#### What you have to do:
Copy out all of the data below with no alterations.

[Data excerpts]
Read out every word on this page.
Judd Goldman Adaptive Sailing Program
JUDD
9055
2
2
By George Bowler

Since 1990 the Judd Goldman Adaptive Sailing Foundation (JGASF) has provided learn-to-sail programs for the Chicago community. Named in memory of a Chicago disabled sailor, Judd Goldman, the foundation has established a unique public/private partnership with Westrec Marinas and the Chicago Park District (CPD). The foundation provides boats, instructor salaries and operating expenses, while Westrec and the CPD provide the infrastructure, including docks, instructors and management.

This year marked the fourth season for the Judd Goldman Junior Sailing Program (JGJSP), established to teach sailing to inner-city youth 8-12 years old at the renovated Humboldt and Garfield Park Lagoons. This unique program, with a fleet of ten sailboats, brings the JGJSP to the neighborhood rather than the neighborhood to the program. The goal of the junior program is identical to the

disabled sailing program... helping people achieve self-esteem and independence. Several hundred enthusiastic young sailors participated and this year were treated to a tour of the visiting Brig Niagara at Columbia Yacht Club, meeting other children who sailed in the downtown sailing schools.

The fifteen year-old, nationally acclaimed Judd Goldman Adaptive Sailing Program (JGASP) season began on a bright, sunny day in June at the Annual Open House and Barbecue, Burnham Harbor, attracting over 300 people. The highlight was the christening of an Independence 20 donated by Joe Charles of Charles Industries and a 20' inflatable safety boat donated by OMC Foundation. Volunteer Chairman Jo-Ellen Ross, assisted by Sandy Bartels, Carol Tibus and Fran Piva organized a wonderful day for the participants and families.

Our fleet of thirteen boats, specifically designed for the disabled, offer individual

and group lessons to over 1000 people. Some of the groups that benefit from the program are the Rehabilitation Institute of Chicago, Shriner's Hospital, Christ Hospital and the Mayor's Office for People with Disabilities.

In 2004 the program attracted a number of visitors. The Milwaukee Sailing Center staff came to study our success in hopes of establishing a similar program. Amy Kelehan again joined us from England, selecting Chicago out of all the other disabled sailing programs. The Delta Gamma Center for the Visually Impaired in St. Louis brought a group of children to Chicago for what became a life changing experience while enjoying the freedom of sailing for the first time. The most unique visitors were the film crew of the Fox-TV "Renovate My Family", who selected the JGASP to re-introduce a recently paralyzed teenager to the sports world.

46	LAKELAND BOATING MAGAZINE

#### Result of this exercise:
Read out every word on this page.
Judd Goldman Adaptive Sailing Program
JUDD
9055
2
2
By George Bowler

Since 1990 the Judd Goldman Adaptive Sailing Foundation (JGASF) has provided learn-to-sail programs for the Chicago community. Named in memory of a Chicago disabled sailor, Judd Goldman, the foundation has established a unique public/private partnership with Westrec Marinas and the Chicago Park District (CPD). The foundation provides boats, instructor salaries and operating expenses, while Westrec and the CPD provide the infrastructure, including docks, instructors and management.

This year marked the fourth season for the Judd Goldman Junior Sailing Program (JGJSP), established to teach sailing to inner-city youth 8-12 years old at the renovated Humboldt and Garfield Park Lagoons. This unique program, with a fleet of ten sailboats, brings the JGJSP to the neighborhood rather than the neighborhood to the program. The goal of the junior program is identical to the

disabled sailing program... helping people achieve self-esteem and independence. Several hundred enthusiastic young sailors participated and this year were treated to a tour of the visiting Brig Niagara at Columbia Yacht Club, meeting other children who sailed in the downtown sailing schools.

The fifteen year-old, nationally acclaimed Judd Goldman Adaptive Sailing Program (JGASP) season began on a bright, sunny day in June at the Annual Open House and Barbecue, Burnham Harbor, attracting over 300 people. The highlight was the christening of an Independence 20 donated by Joe Charles of Charles Industries and a 20' inflatable safety boat donated by OMC Foundation. Volunteer Chairman Jo-Ellen Ross, assisted by Sandy Bartels, Carol Tibus and Fran Piva organized a wonderful day for the participants and families.

Our fleet of thirteen boats, specifically designed for the disabled, offer individual

and group lessons to over 1000 people. Some of the groups that benefit from the program are the Rehabilitation Institute of Chicago, Shriner's Hospital, Christ Hospital and the Mayor's Office for People with Disabilities.

In 2004 the program attracted a number of visitors. The Milwaukee Sailing Center staff came to study our success in hopes of establishing a similar program. Amy Kelehan again joined us from England, selecting Chicago out of all the other disabled sailing programs. The Delta Gamma Center for the Visually Impaired in St. Louis brought a group of children to Chicago for what became a life changing experience while enjoying the freedom of sailing for the first time. The most unique visitors were the film crew of the Fox-TV "Renovate My Family", who selected the JGASP to re-introduce a recently paralyzed teenager to the sports world.

46	LAKELAND BOATING MAGAZINE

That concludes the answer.